■ Exercise brief
Return each line of the data below exactly, omitting any pictures.

■ Data for processing
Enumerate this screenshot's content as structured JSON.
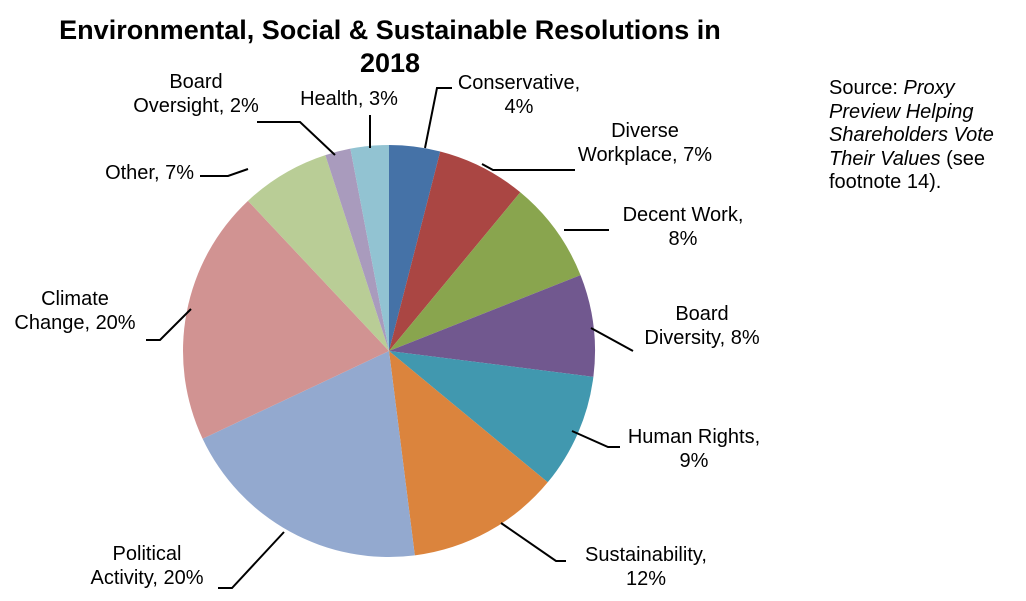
{
  "chart_data": {
    "type": "pie",
    "title_lines": [
      "Environmental, Social & Sustainable Resolutions in",
      "2018"
    ],
    "slices": [
      {
        "name": "Conservative",
        "value": 4,
        "label_lines": [
          "Conservative,",
          "4%"
        ],
        "color": "#4572a7"
      },
      {
        "name": "Diverse Workplace",
        "value": 7,
        "label_lines": [
          "Diverse",
          "Workplace, 7%"
        ],
        "color": "#aa4643"
      },
      {
        "name": "Decent Work",
        "value": 8,
        "label_lines": [
          "Decent Work,",
          "8%"
        ],
        "color": "#89a54e"
      },
      {
        "name": "Board Diversity",
        "value": 8,
        "label_lines": [
          "Board",
          "Diversity, 8%"
        ],
        "color": "#71588f"
      },
      {
        "name": "Human Rights",
        "value": 9,
        "label_lines": [
          "Human Rights,",
          "9%"
        ],
        "color": "#4198af"
      },
      {
        "name": "Sustainability",
        "value": 12,
        "label_lines": [
          "Sustainability,",
          "12%"
        ],
        "color": "#db843d"
      },
      {
        "name": "Political Activity",
        "value": 20,
        "label_lines": [
          "Political",
          "Activity, 20%"
        ],
        "color": "#93a9cf"
      },
      {
        "name": "Climate Change",
        "value": 20,
        "label_lines": [
          "Climate",
          "Change, 20%"
        ],
        "color": "#d19392"
      },
      {
        "name": "Other",
        "value": 7,
        "label_lines": [
          "Other, 7%"
        ],
        "color": "#b9cd96"
      },
      {
        "name": "Board Oversight",
        "value": 2,
        "label_lines": [
          "Board",
          "Oversight, 2%"
        ],
        "color": "#a99bbd"
      },
      {
        "name": "Health",
        "value": 3,
        "label_lines": [
          "Health, 3%"
        ],
        "color": "#92c3d2"
      }
    ]
  },
  "source": {
    "prefix": "Source: ",
    "title": "Proxy Preview Helping Shareholders Vote Their Values",
    "suffix": " (see footnote 14)."
  }
}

■ Full response
Enumerate this screenshot's content as structured JSON.
{
  "chart_data": {
    "type": "pie",
    "title_lines": [
      "Environmental, Social & Sustainable Resolutions in",
      "2018"
    ],
    "slices": [
      {
        "name": "Conservative",
        "value": 4,
        "label_lines": [
          "Conservative,",
          "4%"
        ],
        "color": "#4572a7"
      },
      {
        "name": "Diverse Workplace",
        "value": 7,
        "label_lines": [
          "Diverse",
          "Workplace, 7%"
        ],
        "color": "#aa4643"
      },
      {
        "name": "Decent Work",
        "value": 8,
        "label_lines": [
          "Decent Work,",
          "8%"
        ],
        "color": "#89a54e"
      },
      {
        "name": "Board Diversity",
        "value": 8,
        "label_lines": [
          "Board",
          "Diversity, 8%"
        ],
        "color": "#71588f"
      },
      {
        "name": "Human Rights",
        "value": 9,
        "label_lines": [
          "Human Rights,",
          "9%"
        ],
        "color": "#4198af"
      },
      {
        "name": "Sustainability",
        "value": 12,
        "label_lines": [
          "Sustainability,",
          "12%"
        ],
        "color": "#db843d"
      },
      {
        "name": "Political Activity",
        "value": 20,
        "label_lines": [
          "Political",
          "Activity, 20%"
        ],
        "color": "#93a9cf"
      },
      {
        "name": "Climate Change",
        "value": 20,
        "label_lines": [
          "Climate",
          "Change, 20%"
        ],
        "color": "#d19392"
      },
      {
        "name": "Other",
        "value": 7,
        "label_lines": [
          "Other, 7%"
        ],
        "color": "#b9cd96"
      },
      {
        "name": "Board Oversight",
        "value": 2,
        "label_lines": [
          "Board",
          "Oversight, 2%"
        ],
        "color": "#a99bbd"
      },
      {
        "name": "Health",
        "value": 3,
        "label_lines": [
          "Health, 3%"
        ],
        "color": "#92c3d2"
      }
    ]
  },
  "source": {
    "prefix": "Source: ",
    "title": "Proxy Preview Helping Shareholders Vote Their Values",
    "suffix": " (see footnote 14)."
  }
}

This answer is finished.